§ Task brief: Count how many lines contain "marker" and reply with that number only.

§ Items from a figure collection:

◆ ◆ ◆ ◆ ◆ ◆ ◆

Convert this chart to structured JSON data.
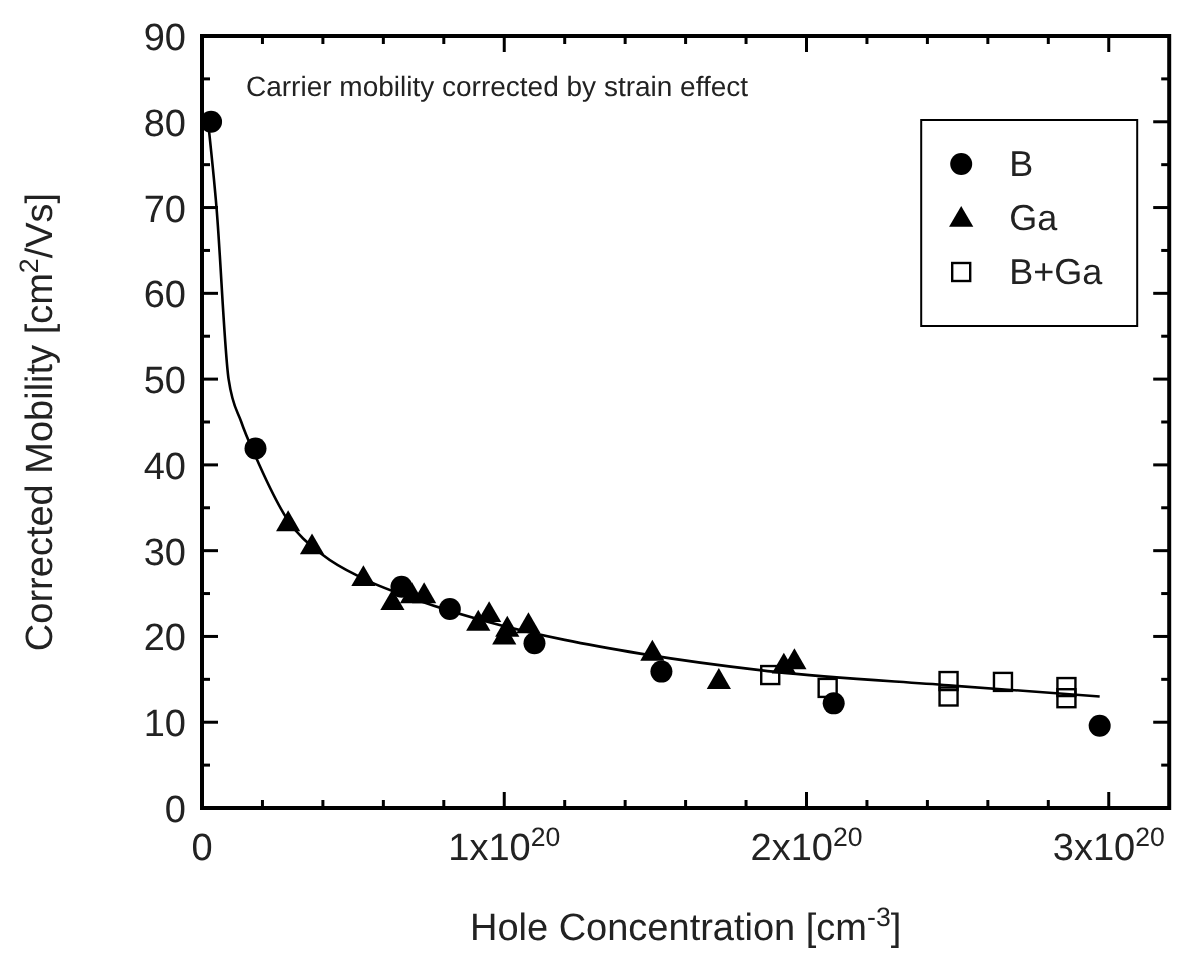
{
  "chart_data": {
    "type": "scatter",
    "xlabel": "Hole Concentration [cm$^{-3}$]",
    "ylabel": "Corrected Mobility [cm$^{2}$/Vs]",
    "annotations": [
      "Carrier mobility corrected by strain effect"
    ],
    "xlim": [
      0,
      3.2e+20
    ],
    "xticks": [
      {
        "value": 0,
        "label": "0"
      },
      {
        "value": 2e+19,
        "label": null
      },
      {
        "value": 4e+19,
        "label": null
      },
      {
        "value": 6e+19,
        "label": null
      },
      {
        "value": 8e+19,
        "label": null
      },
      {
        "value": 1e+20,
        "label": "1x10$^{20}$"
      },
      {
        "value": 1.2e+20,
        "label": null
      },
      {
        "value": 1.4e+20,
        "label": null
      },
      {
        "value": 1.6e+20,
        "label": null
      },
      {
        "value": 1.8e+20,
        "label": null
      },
      {
        "value": 2e+20,
        "label": "2x10$^{20}$"
      },
      {
        "value": 2.2e+20,
        "label": null
      },
      {
        "value": 2.4e+20,
        "label": null
      },
      {
        "value": 2.6e+20,
        "label": null
      },
      {
        "value": 2.8e+20,
        "label": null
      },
      {
        "value": 3e+20,
        "label": "3x10$^{20}$"
      }
    ],
    "ylim": [
      0,
      90
    ],
    "yticks": [
      0,
      {
        "value": 5,
        "label": null
      },
      10,
      {
        "value": 15,
        "label": null
      },
      20,
      {
        "value": 25,
        "label": null
      },
      30,
      {
        "value": 35,
        "label": null
      },
      40,
      {
        "value": 45,
        "label": null
      },
      50,
      {
        "value": 55,
        "label": null
      },
      60,
      {
        "value": 65,
        "label": null
      },
      70,
      {
        "value": 75,
        "label": null
      },
      80,
      {
        "value": 85,
        "label": null
      },
      90
    ],
    "legend": "top right",
    "grid": false,
    "series": [
      {
        "name": "B",
        "marker": "circle",
        "color": "#000000",
        "x": [
          3e+18,
          1.77e+19,
          6.6e+19,
          8.2e+19,
          1.1e+20,
          1.52e+20,
          2.09e+20,
          2.97e+20
        ],
        "values": [
          80,
          41.9,
          25.8,
          23.2,
          19.2,
          15.9,
          12.2,
          9.6
        ]
      },
      {
        "name": "Ga",
        "marker": "triangle",
        "color": "#000000",
        "x": [
          2.85e+19,
          3.64e+19,
          5.34e+19,
          6.3e+19,
          6.95e+19,
          7.35e+19,
          9.14e+19,
          9.5e+19,
          1e+20,
          1.01e+20,
          1.08e+20,
          1.49e+20,
          1.71e+20,
          1.925e+20,
          1.96e+20
        ],
        "values": [
          33.3,
          30.6,
          26.9,
          24.1,
          24.9,
          24.9,
          21.7,
          22.7,
          20.1,
          21,
          21.4,
          18.2,
          14.9,
          16.7,
          17.2
        ]
      },
      {
        "name": "B+Ga",
        "marker": "square",
        "color": "#000000",
        "x": [
          1.88e+20,
          2.07e+20,
          2.47e+20,
          2.47e+20,
          2.65e+20,
          2.86e+20,
          2.86e+20
        ],
        "values": [
          15.5,
          14,
          14.8,
          13,
          14.7,
          14.1,
          12.8
        ]
      },
      {
        "type": "line",
        "marker": "none",
        "line_style": "solid",
        "color": "#000000",
        "x": [
          2e+18,
          4.8e+18,
          8.8e+18,
          1.3e+19,
          1.77e+19,
          2.85e+19,
          4e+19,
          5.3e+19,
          7e+19,
          1e+20,
          1.2e+20,
          1.45e+20,
          1.89e+20,
          2.47e+20,
          2.97e+20
        ],
        "values": [
          80,
          70,
          50,
          45,
          41,
          33.5,
          29.5,
          26.8,
          24.4,
          21.2,
          19.6,
          18,
          15.9,
          14.3,
          13
        ]
      }
    ]
  }
}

◆ ◆ ◆ ◆ ◆ ◆ ◆

§ Worked solution: 4